• Trecho do texto
--- --- ---

A Coalizão pela Reforma Política Democrática e Eleições Limpas conta também com o apoio de quase uma centena de parlamentares e apresentou, ainda em 2013, proposta de lei ao Congresso Nacional. Uma comissão para a reforma política foi instaurada no início do ano no Congresso e deverá avaliar também o projeto de lei apresentado por deputados e senadores nos mesmos termos do proposto pela coalizão. Para evitar que a proposta original, quando passar a tramitar no Congresso, seja desvirtuada e não descaracterize os principais pontos de uma verdadeira e democrática reforma política, simultaneamente também está em curso a coleta de assinaturas dos cidadãos, em todo o País, para a Câmara dos Deputados colocar em apreciação o projeto de lei de iniciativa popular nesse sentido, um dos instrumentos da democracia participativa direta, mesmo caminho que havia sido percorrido para a aprovação da Lei da Ficha Limpa, em vigor no Brasil.

Até o fechamento desta edição da Revista PUC Minas, em abril, haviam sido recolhidas, para este projeto da Reforma Política, assinaturas de cerca de 600 mil brasileiros, cuja quantidade mínima é de 1% do eleitorado nacional, ou seja, 1,5 milhão de adesões, distribuído por no mínimo cinco estados e pelo menos 0,3% dos eleitores em cada um deles. Na PUC Minas, a campanha está sendo liderada pelo Núcleo de Estudos Sociopolíticos (Nesp) e de outros organismos vinculados ao Anima PUC Minas – Sistema Avançado de Formação – entre eles a Pastoral na Universidade, com apoio do Diretório Central dos Estudantes (DCE) e de diretórios acadêmicos. Para o projeto da Lei da Ficha Limpa, a Arquidiocese de Belo Horizonte, por meio de suas instituições, como a PUC Minas e o Vicariato para Ação Social e Política, foi a que mais recolheu assinaturas em todo o País. “A Igreja Católica tem um papel protagonista desde o início na Coalizão pela Reforma Política. Ela foi decisiva para nós termos tantas entidades, porque foi ela que serviu de catalisadora para essa união”, reconhece o juiz Márlon Reis, membro-fundador do MCCE.

--- --- ---

• Tarefas
(a) Responda com base no trecho sobre a reforma política:
(i) Em que ano a coalizão apresentou proposta de lei ao Congresso Nacional?
(ii) Quantas assinaturas tinham sido recolhidas até abril?
(iii) Que cargo e que ligação com o MCCE tem Márlon Reis?
(b) Liste as exigências mínimas de adesões que o trecho sobre a reforma política aponta para o projeto de lei de iniciativa popular.
Não é preciso consultar a listagem para nada.

• Conjunto de dados
--- --- ---

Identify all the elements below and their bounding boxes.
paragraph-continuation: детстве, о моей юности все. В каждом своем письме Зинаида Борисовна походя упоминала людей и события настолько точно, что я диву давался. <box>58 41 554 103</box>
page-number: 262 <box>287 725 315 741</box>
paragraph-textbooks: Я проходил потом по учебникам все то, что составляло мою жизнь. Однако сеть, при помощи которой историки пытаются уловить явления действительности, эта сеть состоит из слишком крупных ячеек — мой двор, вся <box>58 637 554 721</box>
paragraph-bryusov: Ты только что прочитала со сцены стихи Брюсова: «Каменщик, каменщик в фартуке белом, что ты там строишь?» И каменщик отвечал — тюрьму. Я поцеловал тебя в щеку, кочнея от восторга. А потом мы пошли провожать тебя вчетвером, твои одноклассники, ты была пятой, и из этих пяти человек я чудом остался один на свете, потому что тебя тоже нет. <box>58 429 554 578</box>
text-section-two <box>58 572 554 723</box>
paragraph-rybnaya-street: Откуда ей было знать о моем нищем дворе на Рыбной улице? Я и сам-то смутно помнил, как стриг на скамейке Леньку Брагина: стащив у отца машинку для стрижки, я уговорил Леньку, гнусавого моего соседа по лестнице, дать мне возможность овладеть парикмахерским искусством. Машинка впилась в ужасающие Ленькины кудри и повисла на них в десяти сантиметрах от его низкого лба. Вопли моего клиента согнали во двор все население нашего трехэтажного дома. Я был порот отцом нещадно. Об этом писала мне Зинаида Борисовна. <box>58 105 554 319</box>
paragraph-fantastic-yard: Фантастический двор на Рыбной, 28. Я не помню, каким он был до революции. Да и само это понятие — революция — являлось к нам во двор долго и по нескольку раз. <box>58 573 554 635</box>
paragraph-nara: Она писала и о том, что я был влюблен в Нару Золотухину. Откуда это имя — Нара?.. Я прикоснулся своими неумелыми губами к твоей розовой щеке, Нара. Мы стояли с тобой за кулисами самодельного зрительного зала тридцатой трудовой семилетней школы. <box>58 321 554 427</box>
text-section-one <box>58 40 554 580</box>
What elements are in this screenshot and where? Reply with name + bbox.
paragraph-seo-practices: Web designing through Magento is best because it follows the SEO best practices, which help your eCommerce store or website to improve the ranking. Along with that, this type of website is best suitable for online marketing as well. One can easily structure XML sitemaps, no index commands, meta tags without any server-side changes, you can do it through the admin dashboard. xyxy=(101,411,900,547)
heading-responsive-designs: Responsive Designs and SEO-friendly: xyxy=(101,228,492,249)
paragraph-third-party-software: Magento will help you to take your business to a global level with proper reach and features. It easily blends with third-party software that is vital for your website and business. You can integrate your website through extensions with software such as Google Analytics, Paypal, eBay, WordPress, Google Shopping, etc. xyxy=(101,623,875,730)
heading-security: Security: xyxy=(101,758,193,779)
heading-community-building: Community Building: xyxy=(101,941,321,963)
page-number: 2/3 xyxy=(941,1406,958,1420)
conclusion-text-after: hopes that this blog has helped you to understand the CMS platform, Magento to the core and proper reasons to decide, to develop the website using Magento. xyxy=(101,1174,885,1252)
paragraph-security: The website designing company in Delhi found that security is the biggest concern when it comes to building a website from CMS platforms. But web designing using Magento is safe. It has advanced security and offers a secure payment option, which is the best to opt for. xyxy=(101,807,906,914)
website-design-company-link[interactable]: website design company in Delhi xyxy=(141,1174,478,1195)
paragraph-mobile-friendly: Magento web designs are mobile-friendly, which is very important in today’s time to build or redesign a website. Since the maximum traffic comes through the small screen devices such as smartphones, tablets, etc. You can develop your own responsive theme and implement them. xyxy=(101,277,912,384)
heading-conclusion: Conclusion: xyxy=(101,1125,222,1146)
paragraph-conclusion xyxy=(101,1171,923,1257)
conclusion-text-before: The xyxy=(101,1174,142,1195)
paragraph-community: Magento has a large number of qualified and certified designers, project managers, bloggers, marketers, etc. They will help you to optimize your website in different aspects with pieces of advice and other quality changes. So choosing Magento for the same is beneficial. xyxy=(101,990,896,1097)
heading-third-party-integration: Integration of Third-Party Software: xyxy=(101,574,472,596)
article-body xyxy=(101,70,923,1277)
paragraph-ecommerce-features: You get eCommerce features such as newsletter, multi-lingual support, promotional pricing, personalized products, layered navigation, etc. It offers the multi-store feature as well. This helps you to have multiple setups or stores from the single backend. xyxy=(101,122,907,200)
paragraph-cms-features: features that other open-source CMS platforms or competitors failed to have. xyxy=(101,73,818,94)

--- --- ---

• Respostas
(a)
(i) Em 2013.
(ii) Cerca de 600 mil.
(iii) É juiz e membro-fundador do MCCE.

(b)
1% do eleitorado nacional, ou seja, 1,5 milhão de adesões
Distribuição por no mínimo cinco estados
Pelo menos 0,3% dos eleitores em cada um desses estados